■ Dataset records:
-=-=-
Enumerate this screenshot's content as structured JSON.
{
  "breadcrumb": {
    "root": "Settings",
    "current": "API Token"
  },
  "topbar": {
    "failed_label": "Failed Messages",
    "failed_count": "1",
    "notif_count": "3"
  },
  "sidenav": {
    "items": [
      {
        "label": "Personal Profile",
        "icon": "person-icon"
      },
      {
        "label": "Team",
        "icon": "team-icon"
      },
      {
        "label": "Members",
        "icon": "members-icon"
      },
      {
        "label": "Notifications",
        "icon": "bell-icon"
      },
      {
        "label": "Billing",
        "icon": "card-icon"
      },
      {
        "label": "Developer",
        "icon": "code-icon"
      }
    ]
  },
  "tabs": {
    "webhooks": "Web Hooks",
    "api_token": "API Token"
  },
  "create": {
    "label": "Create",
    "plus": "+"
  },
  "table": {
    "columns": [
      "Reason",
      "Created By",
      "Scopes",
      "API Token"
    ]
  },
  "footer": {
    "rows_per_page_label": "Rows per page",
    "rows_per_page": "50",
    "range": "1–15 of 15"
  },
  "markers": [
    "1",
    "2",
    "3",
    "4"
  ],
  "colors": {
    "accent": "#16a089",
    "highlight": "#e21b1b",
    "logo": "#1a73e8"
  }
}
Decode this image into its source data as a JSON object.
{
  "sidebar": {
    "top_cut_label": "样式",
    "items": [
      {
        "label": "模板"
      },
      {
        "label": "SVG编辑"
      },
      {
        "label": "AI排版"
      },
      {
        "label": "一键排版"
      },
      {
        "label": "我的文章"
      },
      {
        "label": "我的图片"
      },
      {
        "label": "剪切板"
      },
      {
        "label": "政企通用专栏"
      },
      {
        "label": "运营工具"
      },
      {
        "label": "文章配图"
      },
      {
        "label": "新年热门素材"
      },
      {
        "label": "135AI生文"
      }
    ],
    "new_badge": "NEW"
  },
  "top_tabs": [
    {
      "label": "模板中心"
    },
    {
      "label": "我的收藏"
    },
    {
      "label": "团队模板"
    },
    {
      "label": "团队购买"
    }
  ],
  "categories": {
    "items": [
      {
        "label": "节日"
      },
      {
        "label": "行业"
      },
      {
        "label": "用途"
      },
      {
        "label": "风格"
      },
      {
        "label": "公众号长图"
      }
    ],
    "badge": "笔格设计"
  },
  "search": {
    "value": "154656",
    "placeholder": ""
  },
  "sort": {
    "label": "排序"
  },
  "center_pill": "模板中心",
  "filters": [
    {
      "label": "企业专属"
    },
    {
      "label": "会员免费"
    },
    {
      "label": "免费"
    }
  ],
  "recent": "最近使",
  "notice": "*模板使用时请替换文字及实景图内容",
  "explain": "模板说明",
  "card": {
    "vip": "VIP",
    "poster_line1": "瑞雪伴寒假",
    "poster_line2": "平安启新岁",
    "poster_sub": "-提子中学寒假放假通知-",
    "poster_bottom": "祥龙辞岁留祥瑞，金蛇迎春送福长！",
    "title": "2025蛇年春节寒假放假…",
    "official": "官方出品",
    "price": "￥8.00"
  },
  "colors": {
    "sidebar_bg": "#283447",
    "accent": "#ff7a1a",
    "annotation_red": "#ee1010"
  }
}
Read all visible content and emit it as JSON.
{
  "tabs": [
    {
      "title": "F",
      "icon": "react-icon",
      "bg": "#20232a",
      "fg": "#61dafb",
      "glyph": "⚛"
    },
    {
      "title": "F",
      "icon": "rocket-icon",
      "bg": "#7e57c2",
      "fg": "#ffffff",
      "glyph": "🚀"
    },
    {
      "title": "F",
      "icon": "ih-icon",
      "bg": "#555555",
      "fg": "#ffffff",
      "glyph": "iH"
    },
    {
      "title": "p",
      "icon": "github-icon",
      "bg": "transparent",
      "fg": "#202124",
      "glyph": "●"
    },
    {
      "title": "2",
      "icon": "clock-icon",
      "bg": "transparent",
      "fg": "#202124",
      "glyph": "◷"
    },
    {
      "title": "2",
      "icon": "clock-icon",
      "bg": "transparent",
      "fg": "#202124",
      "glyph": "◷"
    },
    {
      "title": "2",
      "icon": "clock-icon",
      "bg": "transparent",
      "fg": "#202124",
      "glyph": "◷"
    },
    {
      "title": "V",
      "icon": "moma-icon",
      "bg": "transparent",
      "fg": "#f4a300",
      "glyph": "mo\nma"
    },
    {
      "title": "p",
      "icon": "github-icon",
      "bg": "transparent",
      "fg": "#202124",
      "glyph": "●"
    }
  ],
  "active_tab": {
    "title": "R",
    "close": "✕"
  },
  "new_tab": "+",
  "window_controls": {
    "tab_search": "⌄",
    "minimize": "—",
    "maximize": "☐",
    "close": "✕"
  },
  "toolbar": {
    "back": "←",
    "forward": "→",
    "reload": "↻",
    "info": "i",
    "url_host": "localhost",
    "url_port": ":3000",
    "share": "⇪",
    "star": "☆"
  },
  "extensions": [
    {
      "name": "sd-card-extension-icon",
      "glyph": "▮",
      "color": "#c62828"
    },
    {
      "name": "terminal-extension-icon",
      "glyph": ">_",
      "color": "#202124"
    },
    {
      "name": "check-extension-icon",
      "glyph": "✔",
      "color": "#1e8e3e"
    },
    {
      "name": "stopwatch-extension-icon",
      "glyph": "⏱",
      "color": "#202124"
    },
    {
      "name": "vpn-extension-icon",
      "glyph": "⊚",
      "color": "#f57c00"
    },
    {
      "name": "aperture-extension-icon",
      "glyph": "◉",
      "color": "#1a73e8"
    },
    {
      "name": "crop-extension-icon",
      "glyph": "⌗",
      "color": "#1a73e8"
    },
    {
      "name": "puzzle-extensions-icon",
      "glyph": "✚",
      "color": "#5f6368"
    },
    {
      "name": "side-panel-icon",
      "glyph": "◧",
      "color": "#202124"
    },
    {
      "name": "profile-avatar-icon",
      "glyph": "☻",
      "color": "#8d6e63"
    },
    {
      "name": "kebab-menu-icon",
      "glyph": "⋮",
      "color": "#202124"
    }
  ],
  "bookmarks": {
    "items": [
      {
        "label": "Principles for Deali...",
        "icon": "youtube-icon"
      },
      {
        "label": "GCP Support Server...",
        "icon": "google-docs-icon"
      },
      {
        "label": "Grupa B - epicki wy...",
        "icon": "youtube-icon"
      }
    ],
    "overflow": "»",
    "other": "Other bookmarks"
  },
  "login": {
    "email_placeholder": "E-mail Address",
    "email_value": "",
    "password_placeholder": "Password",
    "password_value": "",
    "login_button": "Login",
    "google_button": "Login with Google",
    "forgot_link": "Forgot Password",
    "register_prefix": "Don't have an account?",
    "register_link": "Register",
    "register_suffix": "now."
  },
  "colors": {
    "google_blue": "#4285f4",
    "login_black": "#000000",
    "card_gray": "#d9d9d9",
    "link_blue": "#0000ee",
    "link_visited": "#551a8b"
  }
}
-=-=-
■ Short exercise: Set down the listing above in full, please, exactly as it appears.

■ Exercise solution:
Enumerate this screenshot's content as structured JSON.
{
  "breadcrumb": {
    "root": "Settings",
    "current": "API Token"
  },
  "topbar": {
    "failed_label": "Failed Messages",
    "failed_count": "1",
    "notif_count": "3"
  },
  "sidenav": {
    "items": [
      {
        "label": "Personal Profile",
        "icon": "person-icon"
      },
      {
        "label": "Team",
        "icon": "team-icon"
      },
      {
        "label": "Members",
        "icon": "members-icon"
      },
      {
        "label": "Notifications",
        "icon": "bell-icon"
      },
      {
        "label": "Billing",
        "icon": "card-icon"
      },
      {
        "label": "Developer",
        "icon": "code-icon"
      }
    ]
  },
  "tabs": {
    "webhooks": "Web Hooks",
    "api_token": "API Token"
  },
  "create": {
    "label": "Create",
    "plus": "+"
  },
  "table": {
    "columns": [
      "Reason",
      "Created By",
      "Scopes",
      "API Token"
    ]
  },
  "footer": {
    "rows_per_page_label": "Rows per page",
    "rows_per_page": "50",
    "range": "1–15 of 15"
  },
  "markers": [
    "1",
    "2",
    "3",
    "4"
  ],
  "colors": {
    "accent": "#16a089",
    "highlight": "#e21b1b",
    "logo": "#1a73e8"
  }
}
Decode this image into its source data as a JSON object.
{
  "sidebar": {
    "top_cut_label": "样式",
    "items": [
      {
        "label": "模板"
      },
      {
        "label": "SVG编辑"
      },
      {
        "label": "AI排版"
      },
      {
        "label": "一键排版"
      },
      {
        "label": "我的文章"
      },
      {
        "label": "我的图片"
      },
      {
        "label": "剪切板"
      },
      {
        "label": "政企通用专栏"
      },
      {
        "label": "运营工具"
      },
      {
        "label": "文章配图"
      },
      {
        "label": "新年热门素材"
      },
      {
        "label": "135AI生文"
      }
    ],
    "new_badge": "NEW"
  },
  "top_tabs": [
    {
      "label": "模板中心"
    },
    {
      "label": "我的收藏"
    },
    {
      "label": "团队模板"
    },
    {
      "label": "团队购买"
    }
  ],
  "categories": {
    "items": [
      {
        "label": "节日"
      },
      {
        "label": "行业"
      },
      {
        "label": "用途"
      },
      {
        "label": "风格"
      },
      {
        "label": "公众号长图"
      }
    ],
    "badge": "笔格设计"
  },
  "search": {
    "value": "154656",
    "placeholder": ""
  },
  "sort": {
    "label": "排序"
  },
  "center_pill": "模板中心",
  "filters": [
    {
      "label": "企业专属"
    },
    {
      "label": "会员免费"
    },
    {
      "label": "免费"
    }
  ],
  "recent": "最近使",
  "notice": "*模板使用时请替换文字及实景图内容",
  "explain": "模板说明",
  "card": {
    "vip": "VIP",
    "poster_line1": "瑞雪伴寒假",
    "poster_line2": "平安启新岁",
    "poster_sub": "-提子中学寒假放假通知-",
    "poster_bottom": "祥龙辞岁留祥瑞，金蛇迎春送福长！",
    "title": "2025蛇年春节寒假放假…",
    "official": "官方出品",
    "price": "￥8.00"
  },
  "colors": {
    "sidebar_bg": "#283447",
    "accent": "#ff7a1a",
    "annotation_red": "#ee1010"
  }
}
Read all visible content and emit it as JSON.
{
  "tabs": [
    {
      "title": "F",
      "icon": "react-icon",
      "bg": "#20232a",
      "fg": "#61dafb",
      "glyph": "⚛"
    },
    {
      "title": "F",
      "icon": "rocket-icon",
      "bg": "#7e57c2",
      "fg": "#ffffff",
      "glyph": "🚀"
    },
    {
      "title": "F",
      "icon": "ih-icon",
      "bg": "#555555",
      "fg": "#ffffff",
      "glyph": "iH"
    },
    {
      "title": "p",
      "icon": "github-icon",
      "bg": "transparent",
      "fg": "#202124",
      "glyph": "●"
    },
    {
      "title": "2",
      "icon": "clock-icon",
      "bg": "transparent",
      "fg": "#202124",
      "glyph": "◷"
    },
    {
      "title": "2",
      "icon": "clock-icon",
      "bg": "transparent",
      "fg": "#202124",
      "glyph": "◷"
    },
    {
      "title": "2",
      "icon": "clock-icon",
      "bg": "transparent",
      "fg": "#202124",
      "glyph": "◷"
    },
    {
      "title": "V",
      "icon": "moma-icon",
      "bg": "transparent",
      "fg": "#f4a300",
      "glyph": "mo\nma"
    },
    {
      "title": "p",
      "icon": "github-icon",
      "bg": "transparent",
      "fg": "#202124",
      "glyph": "●"
    }
  ],
  "active_tab": {
    "title": "R",
    "close": "✕"
  },
  "new_tab": "+",
  "window_controls": {
    "tab_search": "⌄",
    "minimize": "—",
    "maximize": "☐",
    "close": "✕"
  },
  "toolbar": {
    "back": "←",
    "forward": "→",
    "reload": "↻",
    "info": "i",
    "url_host": "localhost",
    "url_port": ":3000",
    "share": "⇪",
    "star": "☆"
  },
  "extensions": [
    {
      "name": "sd-card-extension-icon",
      "glyph": "▮",
      "color": "#c62828"
    },
    {
      "name": "terminal-extension-icon",
      "glyph": ">_",
      "color": "#202124"
    },
    {
      "name": "check-extension-icon",
      "glyph": "✔",
      "color": "#1e8e3e"
    },
    {
      "name": "stopwatch-extension-icon",
      "glyph": "⏱",
      "color": "#202124"
    },
    {
      "name": "vpn-extension-icon",
      "glyph": "⊚",
      "color": "#f57c00"
    },
    {
      "name": "aperture-extension-icon",
      "glyph": "◉",
      "color": "#1a73e8"
    },
    {
      "name": "crop-extension-icon",
      "glyph": "⌗",
      "color": "#1a73e8"
    },
    {
      "name": "puzzle-extensions-icon",
      "glyph": "✚",
      "color": "#5f6368"
    },
    {
      "name": "side-panel-icon",
      "glyph": "◧",
      "color": "#202124"
    },
    {
      "name": "profile-avatar-icon",
      "glyph": "☻",
      "color": "#8d6e63"
    },
    {
      "name": "kebab-menu-icon",
      "glyph": "⋮",
      "color": "#202124"
    }
  ],
  "bookmarks": {
    "items": [
      {
        "label": "Principles for Deali...",
        "icon": "youtube-icon"
      },
      {
        "label": "GCP Support Server...",
        "icon": "google-docs-icon"
      },
      {
        "label": "Grupa B - epicki wy...",
        "icon": "youtube-icon"
      }
    ],
    "overflow": "»",
    "other": "Other bookmarks"
  },
  "login": {
    "email_placeholder": "E-mail Address",
    "email_value": "",
    "password_placeholder": "Password",
    "password_value": "",
    "login_button": "Login",
    "google_button": "Login with Google",
    "forgot_link": "Forgot Password",
    "register_prefix": "Don't have an account?",
    "register_link": "Register",
    "register_suffix": "now."
  },
  "colors": {
    "google_blue": "#4285f4",
    "login_black": "#000000",
    "card_gray": "#d9d9d9",
    "link_blue": "#0000ee",
    "link_visited": "#551a8b"
  }
}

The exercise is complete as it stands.